* Provided text *
■ ■ ■ ■

Another way to optimize anesthesia could be to fine-tune the amount a patient receives. Typically anesthesiologists track heart rate and blood pressure as their guide for deciding whether the patient has the right amount of drugs on board. But Avidan and others are investigating whether monitoring brain waves during surgery using an EEG can identify a “goldilocks” amount of general anesthesia that could decrease the risk of delirium. It’s easy to give more drugs than necessary, particularly in the elderly. “We’re trying to prevent or to avoid a pattern called EEG suppression during general anesthesia, where the EEG looks like it’s flatlined, and to see if that decreases postoperative delirium,” says Avidan.

Optimizing Patient Care

Other measures could include making sure sleep and nutrition are optimal and that patients are given the right antibiotics at the right time to decrease the likelihood of surgical wound infections.

■ ■ ■ ■

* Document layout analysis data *
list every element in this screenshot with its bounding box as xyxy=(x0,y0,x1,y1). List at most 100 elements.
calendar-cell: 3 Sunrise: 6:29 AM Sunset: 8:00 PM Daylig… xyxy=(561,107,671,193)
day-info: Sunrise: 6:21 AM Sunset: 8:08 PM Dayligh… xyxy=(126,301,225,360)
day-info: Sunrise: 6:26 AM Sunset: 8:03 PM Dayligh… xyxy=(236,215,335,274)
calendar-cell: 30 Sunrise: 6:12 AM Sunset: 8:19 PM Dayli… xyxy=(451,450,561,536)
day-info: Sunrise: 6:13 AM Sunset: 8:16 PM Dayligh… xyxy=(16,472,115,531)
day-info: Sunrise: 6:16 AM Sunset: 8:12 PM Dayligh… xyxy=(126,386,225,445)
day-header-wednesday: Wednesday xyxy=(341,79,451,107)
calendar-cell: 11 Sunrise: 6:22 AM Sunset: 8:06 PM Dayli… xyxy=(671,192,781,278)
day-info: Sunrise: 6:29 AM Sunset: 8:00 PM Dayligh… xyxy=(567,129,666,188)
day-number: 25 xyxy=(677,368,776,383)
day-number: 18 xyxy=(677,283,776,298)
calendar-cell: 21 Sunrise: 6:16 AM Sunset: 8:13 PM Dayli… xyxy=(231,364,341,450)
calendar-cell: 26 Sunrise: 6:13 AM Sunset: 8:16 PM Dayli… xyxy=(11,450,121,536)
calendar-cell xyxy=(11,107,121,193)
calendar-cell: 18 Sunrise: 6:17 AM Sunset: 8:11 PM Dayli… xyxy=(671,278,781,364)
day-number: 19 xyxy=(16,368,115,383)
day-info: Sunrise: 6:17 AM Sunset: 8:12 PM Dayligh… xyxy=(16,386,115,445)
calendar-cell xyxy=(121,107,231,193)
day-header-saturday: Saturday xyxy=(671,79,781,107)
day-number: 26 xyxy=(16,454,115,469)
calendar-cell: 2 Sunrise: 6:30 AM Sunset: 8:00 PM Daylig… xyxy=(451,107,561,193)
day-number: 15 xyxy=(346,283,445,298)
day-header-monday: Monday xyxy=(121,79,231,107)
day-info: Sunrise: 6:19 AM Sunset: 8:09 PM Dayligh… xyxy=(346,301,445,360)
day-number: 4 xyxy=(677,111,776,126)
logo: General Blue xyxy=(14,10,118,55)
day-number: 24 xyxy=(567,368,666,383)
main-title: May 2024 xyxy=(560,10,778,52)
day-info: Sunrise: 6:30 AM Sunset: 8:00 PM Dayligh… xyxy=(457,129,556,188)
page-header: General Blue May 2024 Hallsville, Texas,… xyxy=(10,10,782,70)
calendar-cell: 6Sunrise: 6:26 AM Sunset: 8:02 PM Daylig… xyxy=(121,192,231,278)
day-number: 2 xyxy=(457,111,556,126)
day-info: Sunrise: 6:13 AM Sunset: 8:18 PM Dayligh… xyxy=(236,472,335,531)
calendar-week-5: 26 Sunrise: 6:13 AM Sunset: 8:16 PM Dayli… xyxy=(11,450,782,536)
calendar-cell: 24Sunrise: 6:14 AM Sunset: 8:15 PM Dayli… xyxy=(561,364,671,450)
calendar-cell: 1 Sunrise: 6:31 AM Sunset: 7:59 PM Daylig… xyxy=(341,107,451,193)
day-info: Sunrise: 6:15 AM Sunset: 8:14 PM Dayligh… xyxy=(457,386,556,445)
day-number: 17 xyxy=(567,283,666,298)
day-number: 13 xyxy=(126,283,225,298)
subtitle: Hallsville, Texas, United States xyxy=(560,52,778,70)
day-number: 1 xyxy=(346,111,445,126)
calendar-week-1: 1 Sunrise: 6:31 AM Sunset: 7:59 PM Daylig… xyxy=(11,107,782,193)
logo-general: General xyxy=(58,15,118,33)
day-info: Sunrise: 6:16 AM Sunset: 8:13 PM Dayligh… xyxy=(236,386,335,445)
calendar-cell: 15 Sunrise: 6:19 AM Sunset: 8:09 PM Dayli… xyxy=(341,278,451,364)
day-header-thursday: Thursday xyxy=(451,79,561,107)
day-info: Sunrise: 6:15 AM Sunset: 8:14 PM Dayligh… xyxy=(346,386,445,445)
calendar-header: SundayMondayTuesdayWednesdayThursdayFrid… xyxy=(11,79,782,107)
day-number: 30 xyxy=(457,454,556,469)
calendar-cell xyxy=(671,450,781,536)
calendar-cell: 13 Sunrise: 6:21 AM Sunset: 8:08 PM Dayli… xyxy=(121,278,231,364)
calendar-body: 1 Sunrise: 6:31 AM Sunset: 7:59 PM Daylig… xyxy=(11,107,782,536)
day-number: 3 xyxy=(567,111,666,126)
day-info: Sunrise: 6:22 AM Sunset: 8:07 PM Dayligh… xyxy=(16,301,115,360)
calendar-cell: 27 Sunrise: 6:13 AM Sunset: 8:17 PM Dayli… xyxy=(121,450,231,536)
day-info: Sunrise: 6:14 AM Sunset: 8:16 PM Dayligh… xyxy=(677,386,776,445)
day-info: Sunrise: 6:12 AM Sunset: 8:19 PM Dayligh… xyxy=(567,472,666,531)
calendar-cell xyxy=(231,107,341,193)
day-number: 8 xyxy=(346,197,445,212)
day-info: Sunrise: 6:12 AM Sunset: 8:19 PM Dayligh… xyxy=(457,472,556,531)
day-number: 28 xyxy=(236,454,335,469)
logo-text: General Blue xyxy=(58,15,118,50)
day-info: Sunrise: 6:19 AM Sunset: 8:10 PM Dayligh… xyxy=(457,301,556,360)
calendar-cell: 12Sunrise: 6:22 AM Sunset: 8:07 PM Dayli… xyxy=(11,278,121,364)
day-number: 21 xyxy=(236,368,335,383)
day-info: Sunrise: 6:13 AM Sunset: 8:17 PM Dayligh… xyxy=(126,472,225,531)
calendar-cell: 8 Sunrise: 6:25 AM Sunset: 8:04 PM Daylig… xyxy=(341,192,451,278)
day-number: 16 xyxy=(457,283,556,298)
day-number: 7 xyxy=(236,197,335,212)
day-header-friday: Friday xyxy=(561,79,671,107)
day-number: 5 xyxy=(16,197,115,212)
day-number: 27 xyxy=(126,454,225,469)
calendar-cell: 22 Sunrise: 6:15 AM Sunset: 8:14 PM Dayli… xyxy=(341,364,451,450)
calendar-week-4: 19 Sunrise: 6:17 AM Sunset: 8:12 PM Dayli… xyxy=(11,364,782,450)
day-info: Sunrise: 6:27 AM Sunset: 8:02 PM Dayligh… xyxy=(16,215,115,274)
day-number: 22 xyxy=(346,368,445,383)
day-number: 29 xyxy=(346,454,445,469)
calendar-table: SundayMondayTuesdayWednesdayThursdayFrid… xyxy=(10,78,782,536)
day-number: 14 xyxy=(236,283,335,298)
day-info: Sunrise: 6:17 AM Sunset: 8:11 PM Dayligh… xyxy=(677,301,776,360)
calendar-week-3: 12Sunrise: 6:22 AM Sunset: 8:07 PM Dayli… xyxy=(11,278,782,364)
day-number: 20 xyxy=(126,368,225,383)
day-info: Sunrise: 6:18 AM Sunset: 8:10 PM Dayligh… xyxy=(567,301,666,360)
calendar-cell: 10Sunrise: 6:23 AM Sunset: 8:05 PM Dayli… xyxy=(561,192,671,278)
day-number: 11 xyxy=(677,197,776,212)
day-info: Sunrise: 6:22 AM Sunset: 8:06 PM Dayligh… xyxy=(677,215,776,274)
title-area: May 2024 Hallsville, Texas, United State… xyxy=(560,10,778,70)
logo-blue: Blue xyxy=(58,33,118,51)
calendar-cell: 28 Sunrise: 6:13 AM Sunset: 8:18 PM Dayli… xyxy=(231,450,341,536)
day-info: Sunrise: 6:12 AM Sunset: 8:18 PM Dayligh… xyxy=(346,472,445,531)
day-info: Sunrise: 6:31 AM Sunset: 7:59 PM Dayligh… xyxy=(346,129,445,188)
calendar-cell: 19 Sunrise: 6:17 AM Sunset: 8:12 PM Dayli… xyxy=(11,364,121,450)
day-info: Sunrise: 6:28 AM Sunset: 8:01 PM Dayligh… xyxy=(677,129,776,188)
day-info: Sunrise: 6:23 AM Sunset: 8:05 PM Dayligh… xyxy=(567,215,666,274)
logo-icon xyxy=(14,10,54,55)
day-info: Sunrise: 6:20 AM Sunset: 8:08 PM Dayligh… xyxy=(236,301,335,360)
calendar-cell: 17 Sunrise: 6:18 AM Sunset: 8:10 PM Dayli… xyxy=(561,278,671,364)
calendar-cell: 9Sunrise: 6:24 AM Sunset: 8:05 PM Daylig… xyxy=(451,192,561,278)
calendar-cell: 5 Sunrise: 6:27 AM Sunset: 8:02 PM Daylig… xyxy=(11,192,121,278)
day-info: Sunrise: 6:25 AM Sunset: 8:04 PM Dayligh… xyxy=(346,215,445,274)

■ ■ ■ ■

* Check your understanding *
(1) Translate this sentence from the anesthesia passage into Spanish: "It’s easy to give more drugs than necessary, particularly in the elderly."
(2) According to the anesthesia passage, what do anesthesiologists typically track to judge whether a patient has the right amount of drugs?
(3) Please write the next part of the anesthesia passage, picking up after its last sentence.

* Answers given *
(1) Es fácil administrar más fármacos de los necesarios, sobre todo en las personas mayores.

(2) Heart rate and blood pressure.

(3)
And then there’s a decidedly low-tech approach: reorienting patients quickly. This includes having friends or family nearby as soon as possible after the operation, giving back their glasses, dentures, and hearing aids, or putting clocks and calendars on the wall. While it’s unproven whether this reduces delirium, “there’s no downside to doing these things,” Avidan says. “And it’s kind. If nothing else it’s respecting people’s humanity and dignity, and making their surgery experience more pleasant. So you have enough reason to do that regardless of whether or not you think it’ll improve short or long term outcomes.“

None of these approaches are likely to tackle the problem on their own, though. Robert Whittington, an anesthesiologist and researcher at Columbia University Medical Center, addressed this question at the 2017 meeting of the American Society of Anesthesiologists, pointing out that given the complexity of the brain, rather than trying to find the magic bullet therapy, there should be a multi-pronged approach similar to treatment strategies for HIV.

As with many medical procedures, and as with Dr. H., who chose not to get heart surgery, making tough decisions goes back to looking at risk and benefit. Surgery is a powerful stress test that can unmask underlying cognitive problems. But by the same token, surgeries that repair your heart or your hip, that allow you to exercise, or that reduce pain can improve your cognition.

Older people should be aware that their brains may still be healing long after they go home. But there is still an unanswered question: can surgery and anesthesia accelerate or even cause a permanent cognitive decline, even if the surgery and aftercare are optimal? On top of all the vulnerabilities that elderly patients may enter the operating room with—from previous risk factors for cognitive decline, to leaky blood brain barriers, to the mere fact of being in a hospital—is there a specific surgical vulnerability for permanent cognitive decline that has yet to be nailed down?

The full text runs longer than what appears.